▶ **Task requirements**
Locate the lines where "freedom" occurs and copy them as they stand.

%%

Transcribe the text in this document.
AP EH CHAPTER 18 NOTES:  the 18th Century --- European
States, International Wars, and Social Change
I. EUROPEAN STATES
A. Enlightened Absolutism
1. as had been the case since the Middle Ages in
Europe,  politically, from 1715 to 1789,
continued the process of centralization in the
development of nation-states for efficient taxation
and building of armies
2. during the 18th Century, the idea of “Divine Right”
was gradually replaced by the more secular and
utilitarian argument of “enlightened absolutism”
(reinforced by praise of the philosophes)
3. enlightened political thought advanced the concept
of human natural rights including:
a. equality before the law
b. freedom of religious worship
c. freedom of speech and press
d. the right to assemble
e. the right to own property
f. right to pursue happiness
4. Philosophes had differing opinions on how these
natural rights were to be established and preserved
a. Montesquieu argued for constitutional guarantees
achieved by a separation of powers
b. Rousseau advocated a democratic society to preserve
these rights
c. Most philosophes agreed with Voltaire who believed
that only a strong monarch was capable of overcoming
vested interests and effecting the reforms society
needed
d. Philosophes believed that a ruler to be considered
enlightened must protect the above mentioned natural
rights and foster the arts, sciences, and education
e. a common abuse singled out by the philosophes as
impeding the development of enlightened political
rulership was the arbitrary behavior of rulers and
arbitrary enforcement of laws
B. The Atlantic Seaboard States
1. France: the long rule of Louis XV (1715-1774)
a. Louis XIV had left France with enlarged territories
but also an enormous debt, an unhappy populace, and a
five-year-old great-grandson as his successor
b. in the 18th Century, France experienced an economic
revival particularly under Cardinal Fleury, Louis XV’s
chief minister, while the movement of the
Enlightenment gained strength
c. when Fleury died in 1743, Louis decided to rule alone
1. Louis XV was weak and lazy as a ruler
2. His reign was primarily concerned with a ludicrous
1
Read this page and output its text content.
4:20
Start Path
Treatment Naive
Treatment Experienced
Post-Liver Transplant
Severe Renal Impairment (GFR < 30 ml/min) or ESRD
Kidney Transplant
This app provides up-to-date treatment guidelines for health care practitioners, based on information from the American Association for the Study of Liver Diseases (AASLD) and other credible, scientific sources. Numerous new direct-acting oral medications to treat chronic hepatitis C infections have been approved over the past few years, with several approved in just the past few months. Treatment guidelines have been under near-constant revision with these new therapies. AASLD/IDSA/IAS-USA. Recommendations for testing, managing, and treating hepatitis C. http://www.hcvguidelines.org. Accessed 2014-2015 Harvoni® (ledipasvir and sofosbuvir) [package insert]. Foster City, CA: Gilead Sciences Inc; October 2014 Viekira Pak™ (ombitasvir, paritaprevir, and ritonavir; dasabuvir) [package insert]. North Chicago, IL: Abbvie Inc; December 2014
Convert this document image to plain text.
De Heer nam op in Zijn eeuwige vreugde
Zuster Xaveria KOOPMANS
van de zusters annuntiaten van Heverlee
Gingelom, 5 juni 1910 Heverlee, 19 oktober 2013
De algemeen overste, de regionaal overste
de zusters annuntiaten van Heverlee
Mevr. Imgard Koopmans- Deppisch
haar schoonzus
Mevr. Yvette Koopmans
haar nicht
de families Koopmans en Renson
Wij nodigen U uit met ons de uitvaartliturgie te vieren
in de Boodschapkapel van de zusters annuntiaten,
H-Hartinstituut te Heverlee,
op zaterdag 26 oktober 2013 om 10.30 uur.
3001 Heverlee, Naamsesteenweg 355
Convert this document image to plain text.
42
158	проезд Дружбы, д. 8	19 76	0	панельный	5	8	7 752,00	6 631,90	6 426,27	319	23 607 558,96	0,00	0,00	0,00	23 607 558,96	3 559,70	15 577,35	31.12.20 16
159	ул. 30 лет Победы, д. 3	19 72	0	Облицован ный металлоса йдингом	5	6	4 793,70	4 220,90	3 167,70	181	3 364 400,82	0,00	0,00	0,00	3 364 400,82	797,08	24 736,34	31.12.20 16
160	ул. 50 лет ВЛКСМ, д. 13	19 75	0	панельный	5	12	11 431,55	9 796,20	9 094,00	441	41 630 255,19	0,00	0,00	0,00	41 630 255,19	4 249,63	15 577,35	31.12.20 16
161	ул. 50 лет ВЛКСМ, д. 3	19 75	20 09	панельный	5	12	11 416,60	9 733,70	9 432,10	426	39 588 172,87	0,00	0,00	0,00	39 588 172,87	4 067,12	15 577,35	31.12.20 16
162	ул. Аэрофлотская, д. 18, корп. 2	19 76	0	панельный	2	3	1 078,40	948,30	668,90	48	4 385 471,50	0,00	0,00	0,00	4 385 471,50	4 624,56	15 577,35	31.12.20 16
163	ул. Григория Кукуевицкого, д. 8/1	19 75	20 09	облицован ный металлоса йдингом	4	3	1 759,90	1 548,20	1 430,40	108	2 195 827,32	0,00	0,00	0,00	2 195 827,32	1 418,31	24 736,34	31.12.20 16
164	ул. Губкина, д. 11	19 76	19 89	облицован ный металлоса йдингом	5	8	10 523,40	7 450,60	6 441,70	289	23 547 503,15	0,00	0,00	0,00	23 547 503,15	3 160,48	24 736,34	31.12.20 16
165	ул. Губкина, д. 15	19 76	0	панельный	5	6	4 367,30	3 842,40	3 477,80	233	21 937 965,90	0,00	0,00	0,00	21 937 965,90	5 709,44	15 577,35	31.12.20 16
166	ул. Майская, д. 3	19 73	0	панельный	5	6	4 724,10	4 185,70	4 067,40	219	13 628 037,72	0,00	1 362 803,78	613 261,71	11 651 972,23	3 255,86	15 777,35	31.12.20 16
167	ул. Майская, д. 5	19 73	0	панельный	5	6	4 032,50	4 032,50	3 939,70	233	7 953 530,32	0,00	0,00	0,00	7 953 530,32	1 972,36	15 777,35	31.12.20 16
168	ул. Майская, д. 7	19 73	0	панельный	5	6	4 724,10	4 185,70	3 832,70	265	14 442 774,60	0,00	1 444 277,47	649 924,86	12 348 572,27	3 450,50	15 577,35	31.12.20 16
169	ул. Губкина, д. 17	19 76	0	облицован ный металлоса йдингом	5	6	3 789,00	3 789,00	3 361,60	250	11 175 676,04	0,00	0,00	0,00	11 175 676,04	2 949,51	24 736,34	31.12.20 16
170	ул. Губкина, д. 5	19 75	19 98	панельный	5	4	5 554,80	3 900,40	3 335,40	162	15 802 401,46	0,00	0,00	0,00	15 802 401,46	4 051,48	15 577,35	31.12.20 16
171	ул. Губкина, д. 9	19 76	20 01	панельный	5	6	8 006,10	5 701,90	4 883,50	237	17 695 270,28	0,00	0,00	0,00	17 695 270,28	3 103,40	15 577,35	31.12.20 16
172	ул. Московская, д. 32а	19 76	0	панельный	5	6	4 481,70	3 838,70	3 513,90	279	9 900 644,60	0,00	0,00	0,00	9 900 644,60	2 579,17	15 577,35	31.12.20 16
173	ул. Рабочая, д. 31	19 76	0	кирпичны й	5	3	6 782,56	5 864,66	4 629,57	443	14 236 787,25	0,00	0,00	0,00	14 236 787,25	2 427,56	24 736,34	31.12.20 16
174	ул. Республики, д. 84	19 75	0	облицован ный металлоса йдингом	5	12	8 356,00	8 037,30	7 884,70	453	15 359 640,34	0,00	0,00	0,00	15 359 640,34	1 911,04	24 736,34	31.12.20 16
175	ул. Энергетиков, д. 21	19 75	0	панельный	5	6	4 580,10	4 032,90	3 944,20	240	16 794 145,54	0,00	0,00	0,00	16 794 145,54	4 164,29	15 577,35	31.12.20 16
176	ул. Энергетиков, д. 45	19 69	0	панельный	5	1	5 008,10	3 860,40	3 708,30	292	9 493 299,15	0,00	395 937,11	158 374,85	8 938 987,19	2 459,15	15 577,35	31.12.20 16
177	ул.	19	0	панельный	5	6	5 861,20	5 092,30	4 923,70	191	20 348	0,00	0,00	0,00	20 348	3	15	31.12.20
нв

%%

▶ **Answer to this exercise**
b. freedom of religious worship
c. freedom of speech and press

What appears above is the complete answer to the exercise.